(Problem requirements) Copy out the data from the beginning down to the line with "board citation xyxy=(642,260,765,286)", both included, swapping every "calendar days" for "date grid" and leaving all else the same.

[Region and label listings]
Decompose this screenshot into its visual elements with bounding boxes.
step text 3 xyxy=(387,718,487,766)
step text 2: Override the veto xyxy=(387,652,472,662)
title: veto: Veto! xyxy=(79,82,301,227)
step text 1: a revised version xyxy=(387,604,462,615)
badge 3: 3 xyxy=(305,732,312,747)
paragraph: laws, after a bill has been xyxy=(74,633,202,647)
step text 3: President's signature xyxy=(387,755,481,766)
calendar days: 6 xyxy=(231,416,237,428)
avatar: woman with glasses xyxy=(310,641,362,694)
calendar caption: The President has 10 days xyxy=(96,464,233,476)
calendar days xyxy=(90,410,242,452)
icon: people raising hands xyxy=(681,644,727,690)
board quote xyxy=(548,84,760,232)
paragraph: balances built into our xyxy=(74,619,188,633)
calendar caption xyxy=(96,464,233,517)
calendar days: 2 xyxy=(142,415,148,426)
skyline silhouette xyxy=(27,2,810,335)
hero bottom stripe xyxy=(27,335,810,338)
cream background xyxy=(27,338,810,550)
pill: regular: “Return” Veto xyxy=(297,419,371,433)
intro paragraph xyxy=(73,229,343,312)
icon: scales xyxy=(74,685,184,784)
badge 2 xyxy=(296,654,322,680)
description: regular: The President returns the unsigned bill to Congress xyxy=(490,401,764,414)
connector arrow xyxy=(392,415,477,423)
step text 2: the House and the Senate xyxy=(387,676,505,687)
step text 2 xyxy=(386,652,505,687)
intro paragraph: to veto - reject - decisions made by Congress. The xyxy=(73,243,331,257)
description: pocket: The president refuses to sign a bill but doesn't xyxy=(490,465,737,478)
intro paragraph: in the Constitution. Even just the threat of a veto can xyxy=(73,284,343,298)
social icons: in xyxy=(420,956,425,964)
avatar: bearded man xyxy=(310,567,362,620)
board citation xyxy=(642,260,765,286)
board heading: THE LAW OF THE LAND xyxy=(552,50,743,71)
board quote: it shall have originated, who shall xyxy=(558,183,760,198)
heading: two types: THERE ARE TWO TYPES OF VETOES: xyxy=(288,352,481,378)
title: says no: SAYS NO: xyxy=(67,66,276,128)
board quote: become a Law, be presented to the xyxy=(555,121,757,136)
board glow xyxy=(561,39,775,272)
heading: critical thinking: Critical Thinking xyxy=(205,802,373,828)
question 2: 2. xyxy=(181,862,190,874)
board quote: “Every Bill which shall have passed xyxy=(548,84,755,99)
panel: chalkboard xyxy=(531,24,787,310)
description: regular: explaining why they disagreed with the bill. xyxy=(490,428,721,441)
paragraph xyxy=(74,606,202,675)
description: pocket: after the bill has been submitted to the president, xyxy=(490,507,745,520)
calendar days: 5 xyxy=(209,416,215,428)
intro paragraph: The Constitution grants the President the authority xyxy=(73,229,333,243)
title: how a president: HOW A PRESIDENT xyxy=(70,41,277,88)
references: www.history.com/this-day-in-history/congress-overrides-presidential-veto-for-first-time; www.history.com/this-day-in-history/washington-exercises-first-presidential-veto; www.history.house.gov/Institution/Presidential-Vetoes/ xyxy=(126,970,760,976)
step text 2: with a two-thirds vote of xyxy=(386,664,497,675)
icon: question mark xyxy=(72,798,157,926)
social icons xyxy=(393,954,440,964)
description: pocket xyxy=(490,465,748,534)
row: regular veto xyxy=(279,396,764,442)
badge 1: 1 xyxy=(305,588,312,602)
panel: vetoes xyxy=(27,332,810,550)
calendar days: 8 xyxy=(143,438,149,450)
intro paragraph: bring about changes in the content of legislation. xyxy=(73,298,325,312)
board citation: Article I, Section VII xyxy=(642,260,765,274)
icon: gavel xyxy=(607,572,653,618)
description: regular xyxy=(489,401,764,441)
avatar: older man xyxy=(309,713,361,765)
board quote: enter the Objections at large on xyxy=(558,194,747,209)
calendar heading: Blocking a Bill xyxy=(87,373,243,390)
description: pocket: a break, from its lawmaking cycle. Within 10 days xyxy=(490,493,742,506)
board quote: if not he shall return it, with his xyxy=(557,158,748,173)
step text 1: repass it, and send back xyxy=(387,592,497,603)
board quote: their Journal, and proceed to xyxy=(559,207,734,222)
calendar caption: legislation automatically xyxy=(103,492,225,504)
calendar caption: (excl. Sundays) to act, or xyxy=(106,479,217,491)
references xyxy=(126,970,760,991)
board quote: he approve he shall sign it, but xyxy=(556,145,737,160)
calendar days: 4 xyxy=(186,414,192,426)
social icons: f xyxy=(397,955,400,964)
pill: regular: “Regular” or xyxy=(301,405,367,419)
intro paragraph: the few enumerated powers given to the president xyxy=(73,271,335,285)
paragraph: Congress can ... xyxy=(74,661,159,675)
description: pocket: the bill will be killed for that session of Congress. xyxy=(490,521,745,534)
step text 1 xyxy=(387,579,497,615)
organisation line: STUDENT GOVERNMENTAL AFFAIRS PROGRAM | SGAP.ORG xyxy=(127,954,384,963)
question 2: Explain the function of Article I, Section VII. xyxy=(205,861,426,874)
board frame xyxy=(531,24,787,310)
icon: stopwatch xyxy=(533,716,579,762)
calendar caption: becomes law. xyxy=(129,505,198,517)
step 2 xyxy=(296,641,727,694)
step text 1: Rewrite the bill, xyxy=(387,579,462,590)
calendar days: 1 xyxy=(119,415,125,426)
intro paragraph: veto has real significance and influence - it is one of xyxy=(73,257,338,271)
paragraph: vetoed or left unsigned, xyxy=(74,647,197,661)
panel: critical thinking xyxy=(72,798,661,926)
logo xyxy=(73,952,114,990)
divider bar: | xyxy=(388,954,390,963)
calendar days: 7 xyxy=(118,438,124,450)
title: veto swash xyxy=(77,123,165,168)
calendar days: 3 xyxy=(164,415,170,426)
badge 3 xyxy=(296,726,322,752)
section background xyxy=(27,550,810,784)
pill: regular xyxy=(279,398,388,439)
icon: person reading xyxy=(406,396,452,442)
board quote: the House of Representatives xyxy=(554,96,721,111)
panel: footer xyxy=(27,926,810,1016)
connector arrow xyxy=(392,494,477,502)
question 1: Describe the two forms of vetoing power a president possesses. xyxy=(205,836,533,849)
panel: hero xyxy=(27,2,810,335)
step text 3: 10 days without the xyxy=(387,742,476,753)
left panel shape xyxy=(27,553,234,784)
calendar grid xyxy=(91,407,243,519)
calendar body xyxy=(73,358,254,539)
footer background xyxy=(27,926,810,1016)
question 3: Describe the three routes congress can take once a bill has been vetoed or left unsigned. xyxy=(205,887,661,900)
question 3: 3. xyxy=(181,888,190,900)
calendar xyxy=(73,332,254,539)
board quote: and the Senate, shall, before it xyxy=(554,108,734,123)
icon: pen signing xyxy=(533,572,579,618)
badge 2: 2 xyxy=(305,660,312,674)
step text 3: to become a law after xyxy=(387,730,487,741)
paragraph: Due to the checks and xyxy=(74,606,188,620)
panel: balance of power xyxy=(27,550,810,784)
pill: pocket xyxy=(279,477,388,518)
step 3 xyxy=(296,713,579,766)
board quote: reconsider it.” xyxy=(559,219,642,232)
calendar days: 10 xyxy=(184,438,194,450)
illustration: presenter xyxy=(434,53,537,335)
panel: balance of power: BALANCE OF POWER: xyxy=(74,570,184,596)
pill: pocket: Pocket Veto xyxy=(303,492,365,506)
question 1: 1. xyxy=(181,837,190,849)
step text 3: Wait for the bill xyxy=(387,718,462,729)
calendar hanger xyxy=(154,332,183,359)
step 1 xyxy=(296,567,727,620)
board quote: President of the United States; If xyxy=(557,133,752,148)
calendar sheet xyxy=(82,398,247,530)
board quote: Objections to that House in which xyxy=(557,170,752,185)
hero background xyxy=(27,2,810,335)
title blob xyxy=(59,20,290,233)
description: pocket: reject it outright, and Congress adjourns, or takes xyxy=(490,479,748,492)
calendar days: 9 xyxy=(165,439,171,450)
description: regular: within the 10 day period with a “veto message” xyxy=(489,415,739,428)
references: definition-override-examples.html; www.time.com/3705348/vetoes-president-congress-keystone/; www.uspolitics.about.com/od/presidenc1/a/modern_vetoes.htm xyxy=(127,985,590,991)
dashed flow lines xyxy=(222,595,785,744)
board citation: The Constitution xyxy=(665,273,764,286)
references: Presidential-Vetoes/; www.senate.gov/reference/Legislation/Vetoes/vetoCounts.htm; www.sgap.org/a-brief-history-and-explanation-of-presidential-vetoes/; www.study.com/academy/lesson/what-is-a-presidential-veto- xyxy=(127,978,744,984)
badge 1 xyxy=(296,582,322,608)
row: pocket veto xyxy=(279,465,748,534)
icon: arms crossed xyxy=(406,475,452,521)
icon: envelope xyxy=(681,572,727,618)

(Written reply)
Decompose this screenshot into its visual elements with bounding boxes.
step text 3 xyxy=(387,718,487,766)
step text 2: Override the veto xyxy=(387,652,472,662)
title: veto: Veto! xyxy=(79,82,301,227)
step text 1: a revised version xyxy=(387,604,462,615)
badge 3: 3 xyxy=(305,732,312,747)
paragraph: laws, after a bill has been xyxy=(74,633,202,647)
step text 3: President's signature xyxy=(387,755,481,766)
date grid: 6 xyxy=(231,416,237,428)
avatar: woman with glasses xyxy=(310,641,362,694)
calendar caption: The President has 10 days xyxy=(96,464,233,476)
date grid xyxy=(90,410,242,452)
icon: people raising hands xyxy=(681,644,727,690)
board quote xyxy=(548,84,760,232)
paragraph: balances built into our xyxy=(74,619,188,633)
calendar caption xyxy=(96,464,233,517)
date grid: 2 xyxy=(142,415,148,426)
skyline silhouette xyxy=(27,2,810,335)
hero bottom stripe xyxy=(27,335,810,338)
cream background xyxy=(27,338,810,550)
pill: regular: “Return” Veto xyxy=(297,419,371,433)
intro paragraph xyxy=(73,229,343,312)
icon: scales xyxy=(74,685,184,784)
badge 2 xyxy=(296,654,322,680)
description: regular: The President returns the unsigned bill to Congress xyxy=(490,401,764,414)
connector arrow xyxy=(392,415,477,423)
step text 2: the House and the Senate xyxy=(387,676,505,687)
step text 2 xyxy=(386,652,505,687)
intro paragraph: to veto - reject - decisions made by Congress. The xyxy=(73,243,331,257)
description: pocket: The president refuses to sign a bill but doesn't xyxy=(490,465,737,478)
intro paragraph: in the Constitution. Even just the threat of a veto can xyxy=(73,284,343,298)
social icons: in xyxy=(420,956,425,964)
avatar: bearded man xyxy=(310,567,362,620)
board citation xyxy=(642,260,765,286)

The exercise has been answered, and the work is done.